— Start RECORDS SUPPLIED —

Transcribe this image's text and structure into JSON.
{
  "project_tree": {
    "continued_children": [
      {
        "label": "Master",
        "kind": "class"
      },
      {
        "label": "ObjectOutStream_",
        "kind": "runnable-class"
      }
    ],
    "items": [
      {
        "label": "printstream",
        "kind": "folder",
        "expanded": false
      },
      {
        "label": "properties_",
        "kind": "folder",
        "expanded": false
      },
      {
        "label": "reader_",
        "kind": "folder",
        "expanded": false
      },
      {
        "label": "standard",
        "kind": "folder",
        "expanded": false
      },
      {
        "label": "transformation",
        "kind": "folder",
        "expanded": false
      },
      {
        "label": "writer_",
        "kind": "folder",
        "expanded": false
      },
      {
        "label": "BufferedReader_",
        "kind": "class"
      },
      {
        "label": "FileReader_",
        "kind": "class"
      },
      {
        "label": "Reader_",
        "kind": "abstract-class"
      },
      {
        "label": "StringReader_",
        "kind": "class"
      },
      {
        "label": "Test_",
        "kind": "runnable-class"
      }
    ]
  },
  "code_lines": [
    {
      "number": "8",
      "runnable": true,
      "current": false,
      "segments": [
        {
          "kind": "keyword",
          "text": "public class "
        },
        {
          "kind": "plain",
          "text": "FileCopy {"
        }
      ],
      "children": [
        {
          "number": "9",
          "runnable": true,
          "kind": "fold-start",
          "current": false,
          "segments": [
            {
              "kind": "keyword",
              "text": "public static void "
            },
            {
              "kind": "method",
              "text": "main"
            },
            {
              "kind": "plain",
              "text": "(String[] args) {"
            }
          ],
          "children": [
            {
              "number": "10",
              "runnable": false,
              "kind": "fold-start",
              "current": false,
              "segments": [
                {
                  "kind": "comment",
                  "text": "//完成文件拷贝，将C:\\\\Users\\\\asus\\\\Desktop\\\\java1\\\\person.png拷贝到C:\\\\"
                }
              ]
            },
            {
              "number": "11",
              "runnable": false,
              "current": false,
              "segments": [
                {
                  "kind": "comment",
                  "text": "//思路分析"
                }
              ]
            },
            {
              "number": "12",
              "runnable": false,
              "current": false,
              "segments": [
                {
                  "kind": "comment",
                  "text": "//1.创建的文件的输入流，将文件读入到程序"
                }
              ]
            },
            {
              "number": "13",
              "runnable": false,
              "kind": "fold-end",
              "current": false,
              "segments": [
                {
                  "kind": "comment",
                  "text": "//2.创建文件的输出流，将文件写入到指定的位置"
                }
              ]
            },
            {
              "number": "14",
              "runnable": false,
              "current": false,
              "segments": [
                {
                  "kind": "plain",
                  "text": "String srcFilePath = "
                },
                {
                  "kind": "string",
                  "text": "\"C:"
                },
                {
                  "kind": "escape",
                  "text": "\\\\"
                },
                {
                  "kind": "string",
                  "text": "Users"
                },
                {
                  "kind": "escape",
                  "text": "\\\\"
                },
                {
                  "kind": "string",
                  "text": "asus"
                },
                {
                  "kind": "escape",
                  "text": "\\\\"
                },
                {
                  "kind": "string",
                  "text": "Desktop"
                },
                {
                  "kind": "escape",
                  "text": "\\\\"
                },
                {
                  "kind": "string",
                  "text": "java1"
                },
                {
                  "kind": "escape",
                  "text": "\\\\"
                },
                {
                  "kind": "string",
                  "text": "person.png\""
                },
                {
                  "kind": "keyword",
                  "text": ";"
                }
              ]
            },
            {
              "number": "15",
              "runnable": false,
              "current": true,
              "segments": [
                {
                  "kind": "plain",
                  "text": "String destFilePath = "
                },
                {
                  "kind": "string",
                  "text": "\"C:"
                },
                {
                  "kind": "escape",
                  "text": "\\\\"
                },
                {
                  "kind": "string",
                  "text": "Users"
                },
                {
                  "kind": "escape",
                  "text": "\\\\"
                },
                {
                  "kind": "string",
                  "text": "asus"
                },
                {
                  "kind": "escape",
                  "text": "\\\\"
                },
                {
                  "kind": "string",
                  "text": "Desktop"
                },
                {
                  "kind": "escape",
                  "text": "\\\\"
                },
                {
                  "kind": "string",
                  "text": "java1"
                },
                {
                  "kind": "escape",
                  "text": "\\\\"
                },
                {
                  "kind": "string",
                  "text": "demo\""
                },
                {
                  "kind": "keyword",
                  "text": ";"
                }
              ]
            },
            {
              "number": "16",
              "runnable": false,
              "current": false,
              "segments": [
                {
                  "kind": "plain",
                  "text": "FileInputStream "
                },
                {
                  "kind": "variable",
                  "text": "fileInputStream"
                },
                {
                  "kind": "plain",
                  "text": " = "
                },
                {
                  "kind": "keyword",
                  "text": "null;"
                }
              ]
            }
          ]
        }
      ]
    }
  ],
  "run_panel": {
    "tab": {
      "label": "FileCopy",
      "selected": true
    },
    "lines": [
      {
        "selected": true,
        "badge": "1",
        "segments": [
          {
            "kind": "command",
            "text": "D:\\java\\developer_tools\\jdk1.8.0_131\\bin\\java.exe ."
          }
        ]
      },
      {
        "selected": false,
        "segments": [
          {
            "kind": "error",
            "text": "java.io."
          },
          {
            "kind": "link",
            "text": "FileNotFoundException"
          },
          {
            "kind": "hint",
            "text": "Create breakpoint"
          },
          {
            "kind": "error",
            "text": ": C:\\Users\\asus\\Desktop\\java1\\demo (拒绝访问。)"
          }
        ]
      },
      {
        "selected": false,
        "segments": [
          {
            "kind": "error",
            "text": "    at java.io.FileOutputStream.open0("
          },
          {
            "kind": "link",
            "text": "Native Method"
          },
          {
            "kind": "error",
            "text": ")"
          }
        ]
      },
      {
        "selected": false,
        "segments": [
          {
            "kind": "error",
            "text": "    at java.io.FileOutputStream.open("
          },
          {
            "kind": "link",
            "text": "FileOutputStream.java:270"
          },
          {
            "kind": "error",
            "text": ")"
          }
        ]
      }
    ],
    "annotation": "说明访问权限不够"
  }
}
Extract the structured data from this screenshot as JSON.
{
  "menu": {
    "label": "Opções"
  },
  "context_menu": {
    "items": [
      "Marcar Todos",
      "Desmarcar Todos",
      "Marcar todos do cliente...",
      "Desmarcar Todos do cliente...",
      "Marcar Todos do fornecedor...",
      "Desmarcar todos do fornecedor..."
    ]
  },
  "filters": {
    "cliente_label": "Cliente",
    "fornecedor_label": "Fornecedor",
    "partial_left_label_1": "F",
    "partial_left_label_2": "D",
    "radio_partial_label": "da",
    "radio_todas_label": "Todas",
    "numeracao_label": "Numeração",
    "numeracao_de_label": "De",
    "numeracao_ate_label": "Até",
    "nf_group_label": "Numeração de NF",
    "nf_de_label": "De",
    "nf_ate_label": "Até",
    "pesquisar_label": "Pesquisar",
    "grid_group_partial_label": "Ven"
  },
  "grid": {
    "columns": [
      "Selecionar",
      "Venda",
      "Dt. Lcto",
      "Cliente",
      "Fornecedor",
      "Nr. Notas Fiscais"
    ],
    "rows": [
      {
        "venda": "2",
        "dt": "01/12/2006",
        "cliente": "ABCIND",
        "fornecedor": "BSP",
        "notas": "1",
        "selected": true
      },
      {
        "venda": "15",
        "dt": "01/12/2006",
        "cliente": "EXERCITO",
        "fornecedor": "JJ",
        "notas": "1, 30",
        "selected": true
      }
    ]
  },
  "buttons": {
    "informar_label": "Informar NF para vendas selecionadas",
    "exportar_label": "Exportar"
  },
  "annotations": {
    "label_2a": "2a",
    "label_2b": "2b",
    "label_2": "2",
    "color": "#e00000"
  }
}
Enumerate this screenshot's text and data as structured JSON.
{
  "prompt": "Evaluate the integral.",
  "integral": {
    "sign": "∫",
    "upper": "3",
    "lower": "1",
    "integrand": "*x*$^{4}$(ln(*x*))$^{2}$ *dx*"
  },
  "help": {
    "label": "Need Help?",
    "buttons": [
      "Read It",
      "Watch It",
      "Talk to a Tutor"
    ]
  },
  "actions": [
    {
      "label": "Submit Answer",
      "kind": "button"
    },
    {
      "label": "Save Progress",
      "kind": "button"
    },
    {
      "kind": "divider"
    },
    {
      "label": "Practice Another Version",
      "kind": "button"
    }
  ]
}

— End RECORDS SUPPLIED —

**WHAT THE EXERCISE ASKS:** Only a number is wanted here: how many lines in the data above include the string "screenshot"?

**PROBLEM SOLUTION:** 2